Exercise inputs ▸
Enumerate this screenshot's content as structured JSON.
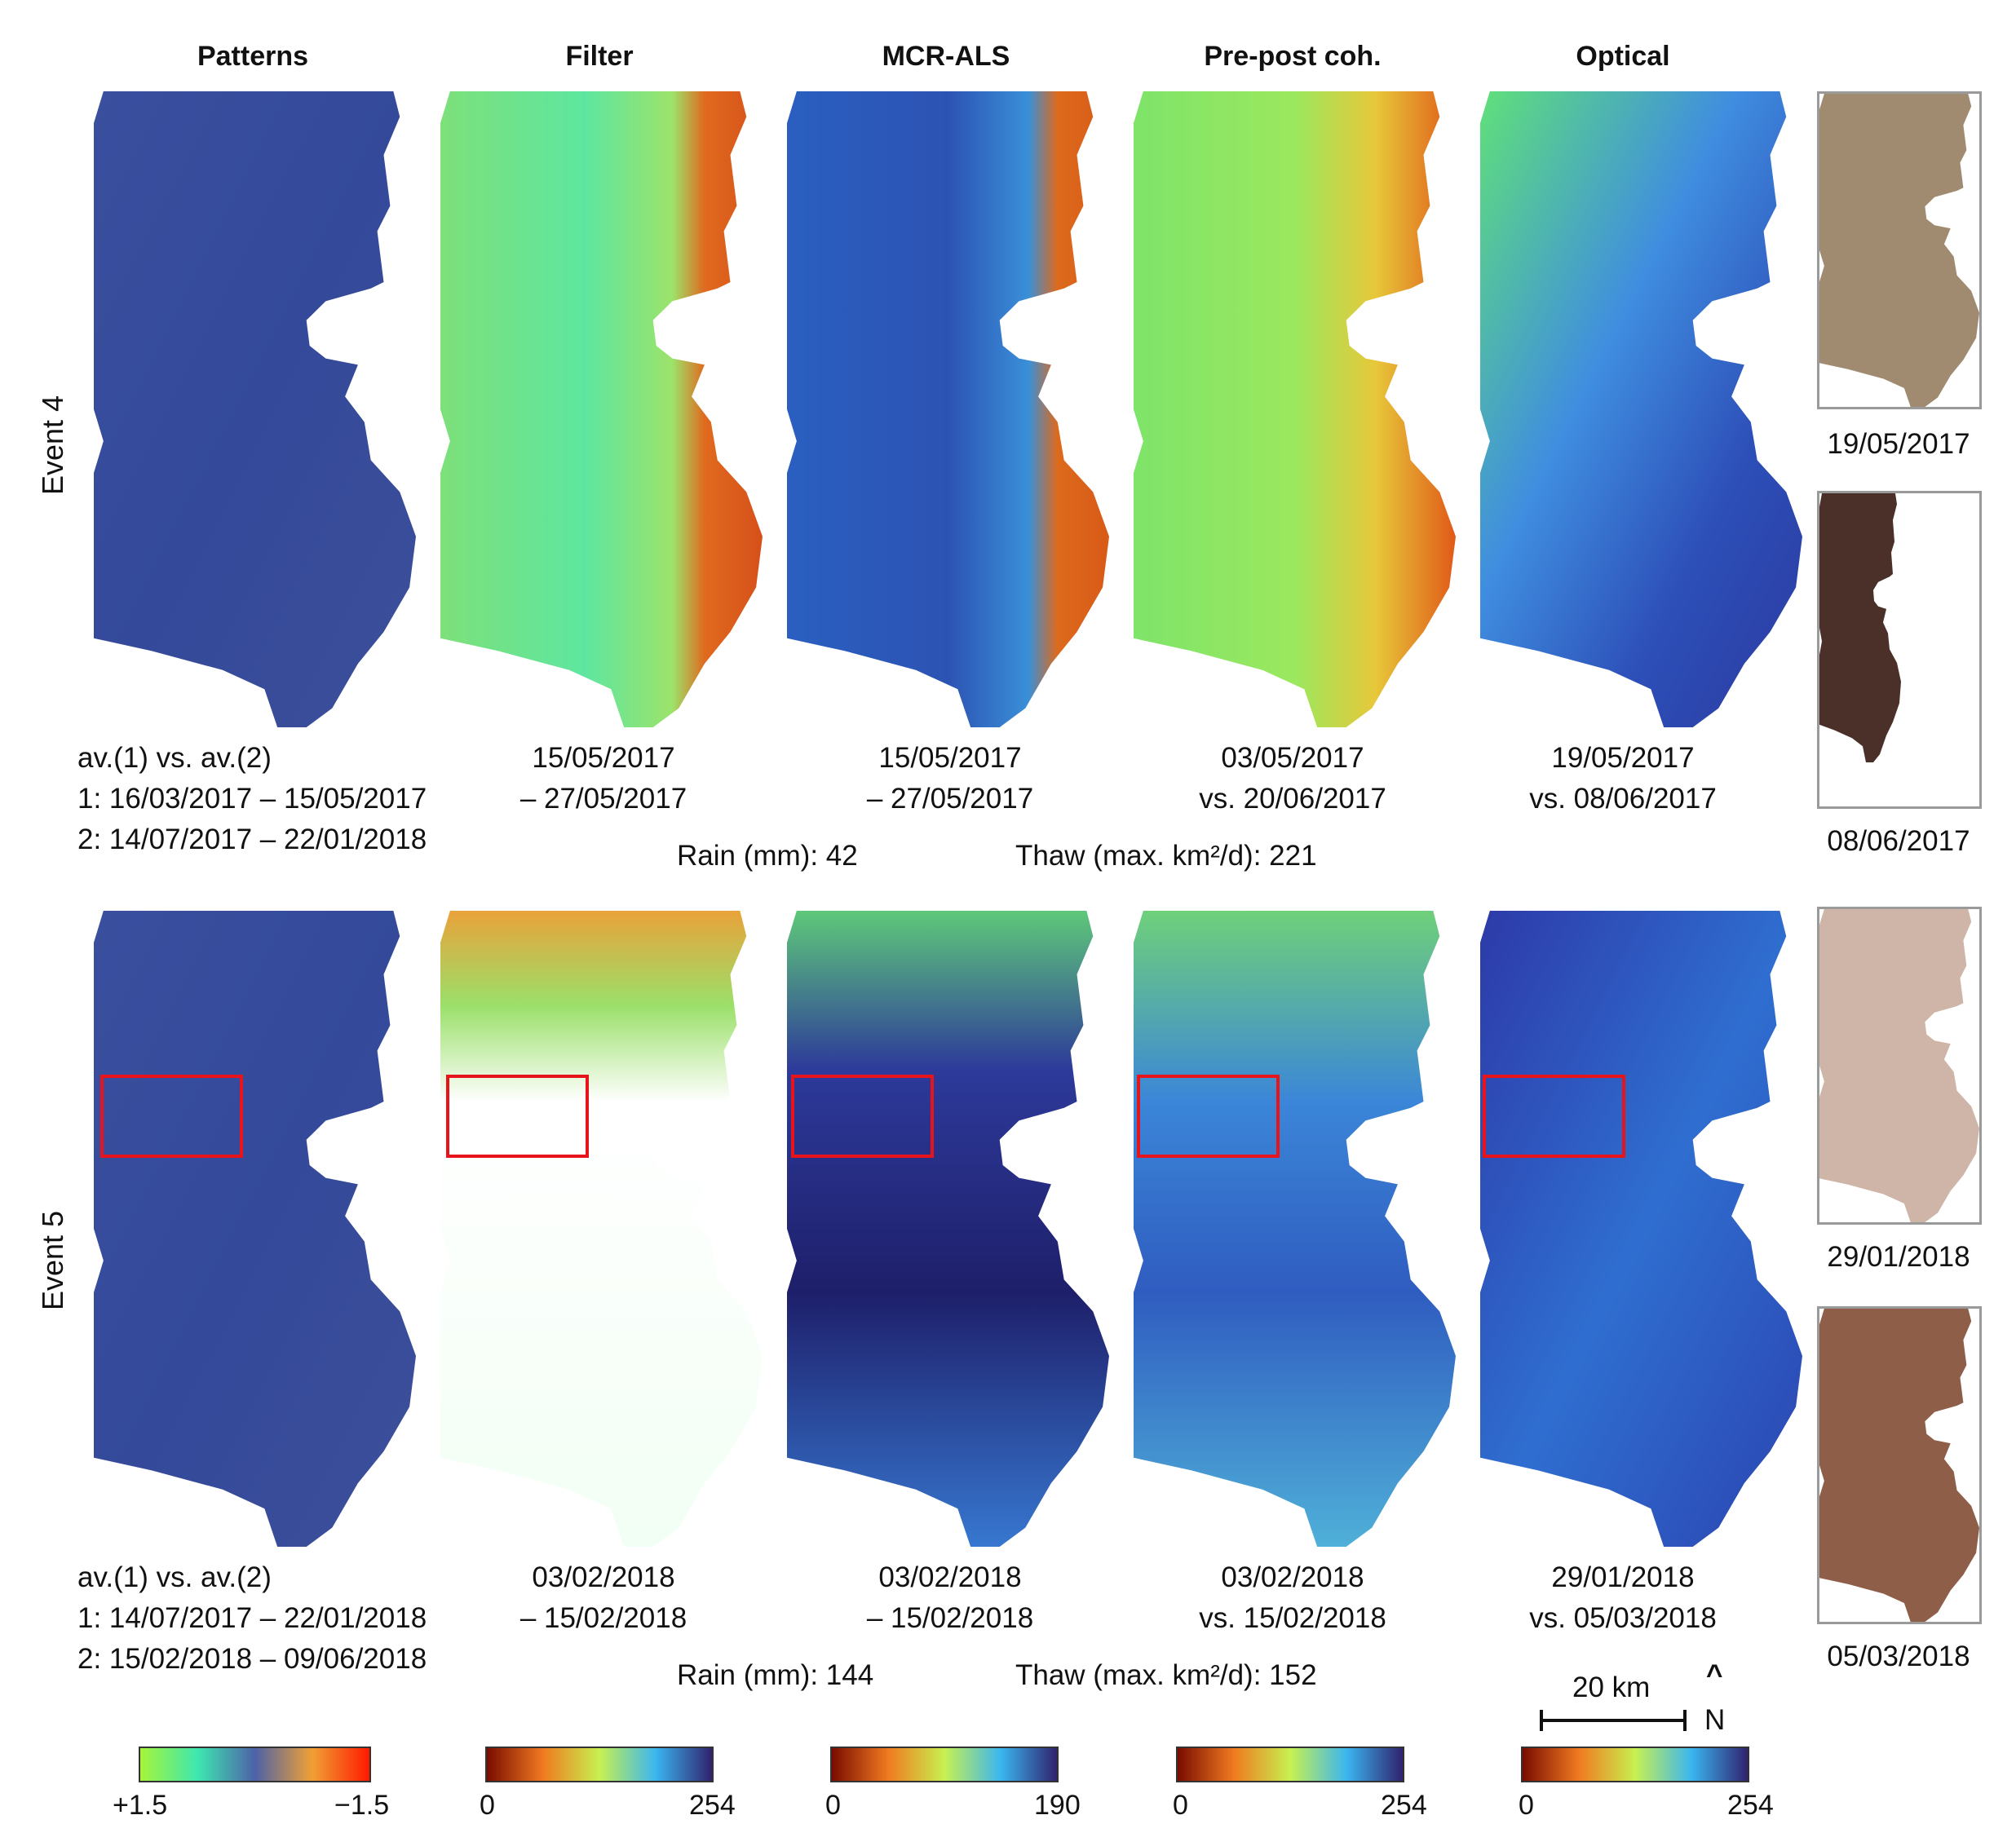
{
  "columns": [
    "Patterns",
    "Filter",
    "MCR-ALS",
    "Pre-post coh.",
    "Optical"
  ],
  "rows": [
    {
      "label": "Event 4",
      "captions": {
        "patterns": [
          "av.(1) vs. av.(2)",
          "1: 16/03/2017 – 15/05/2017",
          "2: 14/07/2017 – 22/01/2018"
        ],
        "filter": [
          "15/05/2017",
          "– 27/05/2017"
        ],
        "mcr": [
          "15/05/2017",
          "– 27/05/2017"
        ],
        "coh": [
          "03/05/2017",
          "vs. 20/06/2017"
        ],
        "optical": [
          "19/05/2017",
          "vs. 08/06/2017"
        ]
      },
      "rain": "Rain (mm): 42",
      "thaw": "Thaw (max. km²/d): 221",
      "thumb_dates": [
        "19/05/2017",
        "08/06/2017"
      ]
    },
    {
      "label": "Event 5",
      "captions": {
        "patterns": [
          "av.(1) vs. av.(2)",
          "1: 14/07/2017 – 22/01/2018",
          "2: 15/02/2018 – 09/06/2018"
        ],
        "filter": [
          "03/02/2018",
          "– 15/02/2018"
        ],
        "mcr": [
          "03/02/2018",
          "– 15/02/2018"
        ],
        "coh": [
          "03/02/2018",
          "vs. 15/02/2018"
        ],
        "optical": [
          "29/01/2018",
          "vs. 05/03/2018"
        ]
      },
      "rain": "Rain (mm): 144",
      "thaw": "Thaw (max. km²/d): 152",
      "thumb_dates": [
        "29/01/2018",
        "05/03/2018"
      ]
    }
  ],
  "scalebar": {
    "label": "20 km",
    "north_arrow": "^",
    "north_label": "N"
  },
  "colorbars": [
    {
      "min": "+1.5",
      "max": "−1.5"
    },
    {
      "min": "0",
      "max": "254"
    },
    {
      "min": "0",
      "max": "190"
    },
    {
      "min": "0",
      "max": "254"
    },
    {
      "min": "0",
      "max": "254"
    }
  ],
  "colors": {
    "highlight_box": "#e8141c",
    "frame": "#9a9a9a"
  }
}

What is expected ▸ Repeat the material above in full and exactly, omitting the pictures.

Exercise result ▸
Enumerate this screenshot's content as structured JSON.
{
  "columns": [
    "Patterns",
    "Filter",
    "MCR-ALS",
    "Pre-post coh.",
    "Optical"
  ],
  "rows": [
    {
      "label": "Event 4",
      "captions": {
        "patterns": [
          "av.(1) vs. av.(2)",
          "1: 16/03/2017 – 15/05/2017",
          "2: 14/07/2017 – 22/01/2018"
        ],
        "filter": [
          "15/05/2017",
          "– 27/05/2017"
        ],
        "mcr": [
          "15/05/2017",
          "– 27/05/2017"
        ],
        "coh": [
          "03/05/2017",
          "vs. 20/06/2017"
        ],
        "optical": [
          "19/05/2017",
          "vs. 08/06/2017"
        ]
      },
      "rain": "Rain (mm): 42",
      "thaw": "Thaw (max. km²/d): 221",
      "thumb_dates": [
        "19/05/2017",
        "08/06/2017"
      ]
    },
    {
      "label": "Event 5",
      "captions": {
        "patterns": [
          "av.(1) vs. av.(2)",
          "1: 14/07/2017 – 22/01/2018",
          "2: 15/02/2018 – 09/06/2018"
        ],
        "filter": [
          "03/02/2018",
          "– 15/02/2018"
        ],
        "mcr": [
          "03/02/2018",
          "– 15/02/2018"
        ],
        "coh": [
          "03/02/2018",
          "vs. 15/02/2018"
        ],
        "optical": [
          "29/01/2018",
          "vs. 05/03/2018"
        ]
      },
      "rain": "Rain (mm): 144",
      "thaw": "Thaw (max. km²/d): 152",
      "thumb_dates": [
        "29/01/2018",
        "05/03/2018"
      ]
    }
  ],
  "scalebar": {
    "label": "20 km",
    "north_arrow": "^",
    "north_label": "N"
  },
  "colorbars": [
    {
      "min": "+1.5",
      "max": "−1.5"
    },
    {
      "min": "0",
      "max": "254"
    },
    {
      "min": "0",
      "max": "190"
    },
    {
      "min": "0",
      "max": "254"
    },
    {
      "min": "0",
      "max": "254"
    }
  ],
  "colors": {
    "highlight_box": "#e8141c",
    "frame": "#9a9a9a"
  }
}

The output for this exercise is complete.